Listed entries ::
[Begin]

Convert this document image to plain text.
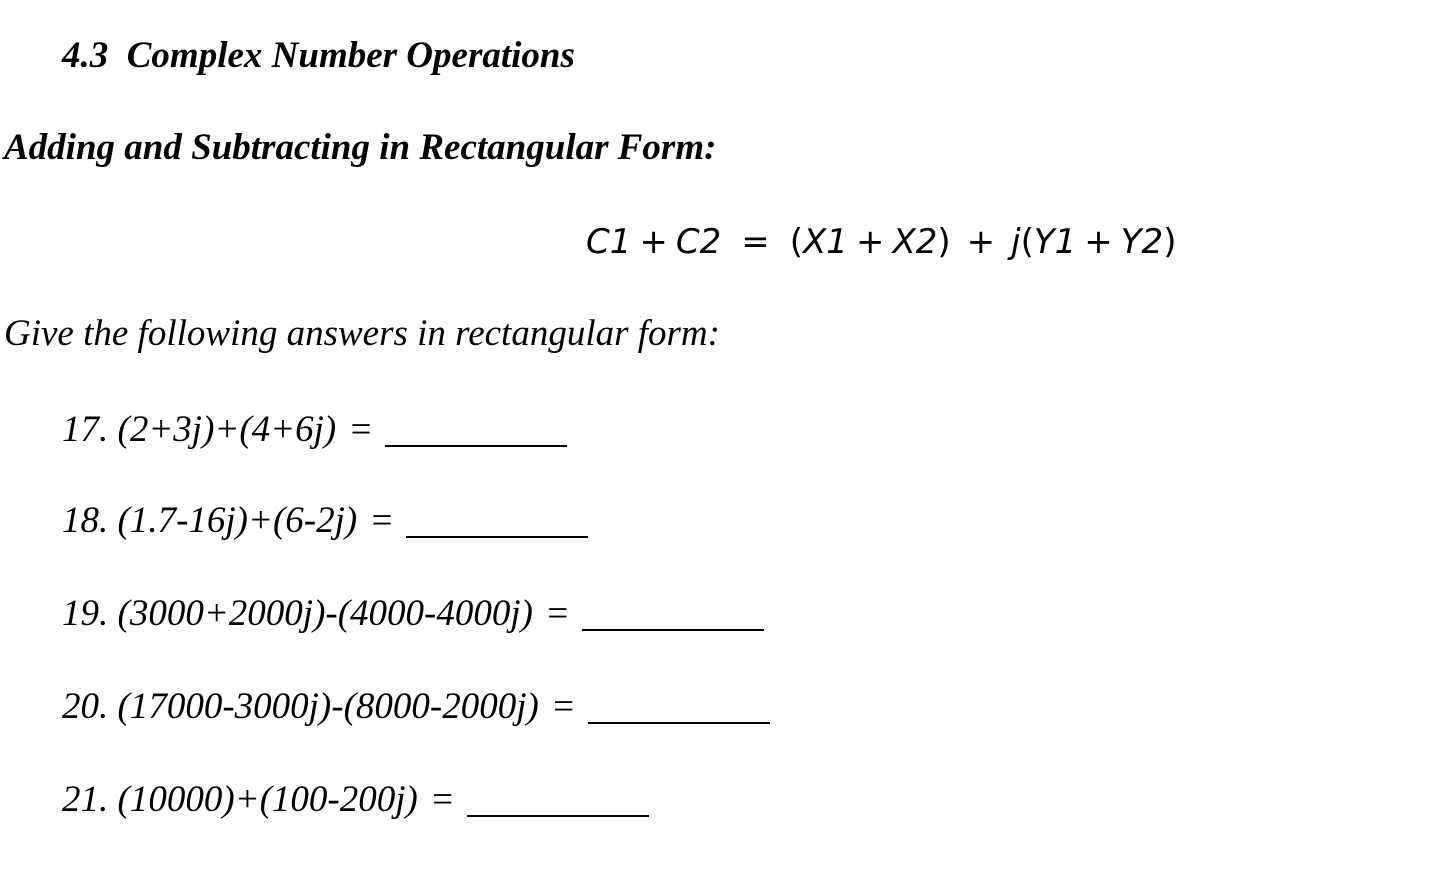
4.3 Complex Number Operations
Adding and Subtracting in Rectangular Form:
C1 + C2 = (X1 + X2) + j(Y1 + Y2)
Give the following answers in rectangular form:
17.
(2+3j)+(4+6j) =
18.
(1.7-16j)+(6-2j) =
19.
(3000+2000j)-(4000-4000j) =
20.
(17000-3000j)-(8000-2000j) =
21.
(10000)+(100-200j) =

[End]

Task goal ::
Quote all of the entries word for word, omitting any pictures.

Solution for this task ::
Convert this document image to plain text.
4.3 Complex Number Operations
Adding and Subtracting in Rectangular Form:
C1 + C2 = (X1 + X2) + j(Y1 + Y2)
Give the following answers in rectangular form:
17.
(2+3j)+(4+6j) =
18.
(1.7-16j)+(6-2j) =
19.
(3000+2000j)-(4000-4000j) =
20.
(17000-3000j)-(8000-2000j) =
21.
(10000)+(100-200j) =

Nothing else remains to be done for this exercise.